◆ **What is expected**
Extract the full set of records that follows, word for word.
══ Data provided ══
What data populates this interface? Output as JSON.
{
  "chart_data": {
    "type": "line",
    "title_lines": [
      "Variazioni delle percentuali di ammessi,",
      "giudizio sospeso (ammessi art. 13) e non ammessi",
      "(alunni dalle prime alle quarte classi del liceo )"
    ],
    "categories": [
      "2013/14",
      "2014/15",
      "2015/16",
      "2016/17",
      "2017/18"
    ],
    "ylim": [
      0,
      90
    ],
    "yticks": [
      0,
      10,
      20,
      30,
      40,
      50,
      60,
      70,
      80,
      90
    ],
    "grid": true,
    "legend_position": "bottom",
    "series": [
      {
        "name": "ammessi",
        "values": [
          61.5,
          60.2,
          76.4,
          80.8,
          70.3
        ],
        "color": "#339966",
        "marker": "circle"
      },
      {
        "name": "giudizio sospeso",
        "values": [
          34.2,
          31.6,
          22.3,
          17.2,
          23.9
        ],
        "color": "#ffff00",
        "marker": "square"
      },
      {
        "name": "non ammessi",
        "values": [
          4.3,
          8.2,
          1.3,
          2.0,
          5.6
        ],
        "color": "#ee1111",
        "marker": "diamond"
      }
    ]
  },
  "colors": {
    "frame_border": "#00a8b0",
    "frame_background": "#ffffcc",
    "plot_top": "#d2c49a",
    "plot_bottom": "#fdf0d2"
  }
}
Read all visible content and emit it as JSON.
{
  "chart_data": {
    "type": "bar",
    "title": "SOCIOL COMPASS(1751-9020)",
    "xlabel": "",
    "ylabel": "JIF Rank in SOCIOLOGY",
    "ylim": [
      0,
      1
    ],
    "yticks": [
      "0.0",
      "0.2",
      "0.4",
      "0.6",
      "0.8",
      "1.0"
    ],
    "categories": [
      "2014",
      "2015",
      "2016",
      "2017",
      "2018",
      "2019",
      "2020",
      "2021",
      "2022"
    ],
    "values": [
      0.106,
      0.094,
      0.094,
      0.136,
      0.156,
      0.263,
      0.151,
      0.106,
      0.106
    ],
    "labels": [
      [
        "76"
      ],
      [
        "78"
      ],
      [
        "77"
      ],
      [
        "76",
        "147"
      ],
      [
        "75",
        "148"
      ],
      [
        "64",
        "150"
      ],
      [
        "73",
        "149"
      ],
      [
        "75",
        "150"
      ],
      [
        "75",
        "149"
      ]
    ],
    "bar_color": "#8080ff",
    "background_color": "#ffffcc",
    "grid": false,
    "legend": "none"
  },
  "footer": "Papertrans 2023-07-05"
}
═══
◆ **Complete output**
What data populates this interface? Output as JSON.
{
  "chart_data": {
    "type": "line",
    "title_lines": [
      "Variazioni delle percentuali di ammessi,",
      "giudizio sospeso (ammessi art. 13) e non ammessi",
      "(alunni dalle prime alle quarte classi del liceo )"
    ],
    "categories": [
      "2013/14",
      "2014/15",
      "2015/16",
      "2016/17",
      "2017/18"
    ],
    "ylim": [
      0,
      90
    ],
    "yticks": [
      0,
      10,
      20,
      30,
      40,
      50,
      60,
      70,
      80,
      90
    ],
    "grid": true,
    "legend_position": "bottom",
    "series": [
      {
        "name": "ammessi",
        "values": [
          61.5,
          60.2,
          76.4,
          80.8,
          70.3
        ],
        "color": "#339966",
        "marker": "circle"
      },
      {
        "name": "giudizio sospeso",
        "values": [
          34.2,
          31.6,
          22.3,
          17.2,
          23.9
        ],
        "color": "#ffff00",
        "marker": "square"
      },
      {
        "name": "non ammessi",
        "values": [
          4.3,
          8.2,
          1.3,
          2.0,
          5.6
        ],
        "color": "#ee1111",
        "marker": "diamond"
      }
    ]
  },
  "colors": {
    "frame_border": "#00a8b0",
    "frame_background": "#ffffcc",
    "plot_top": "#d2c49a",
    "plot_bottom": "#fdf0d2"
  }
}
Read all visible content and emit it as JSON.
{
  "chart_data": {
    "type": "bar",
    "title": "SOCIOL COMPASS(1751-9020)",
    "xlabel": "",
    "ylabel": "JIF Rank in SOCIOLOGY",
    "ylim": [
      0,
      1
    ],
    "yticks": [
      "0.0",
      "0.2",
      "0.4",
      "0.6",
      "0.8",
      "1.0"
    ],
    "categories": [
      "2014",
      "2015",
      "2016",
      "2017",
      "2018",
      "2019",
      "2020",
      "2021",
      "2022"
    ],
    "values": [
      0.106,
      0.094,
      0.094,
      0.136,
      0.156,
      0.263,
      0.151,
      0.106,
      0.106
    ],
    "labels": [
      [
        "76"
      ],
      [
        "78"
      ],
      [
        "77"
      ],
      [
        "76",
        "147"
      ],
      [
        "75",
        "148"
      ],
      [
        "64",
        "150"
      ],
      [
        "73",
        "149"
      ],
      [
        "75",
        "150"
      ],
      [
        "75",
        "149"
      ]
    ],
    "bar_color": "#8080ff",
    "background_color": "#ffffcc",
    "grid": false,
    "legend": "none"
  },
  "footer": "Papertrans 2023-07-05"
}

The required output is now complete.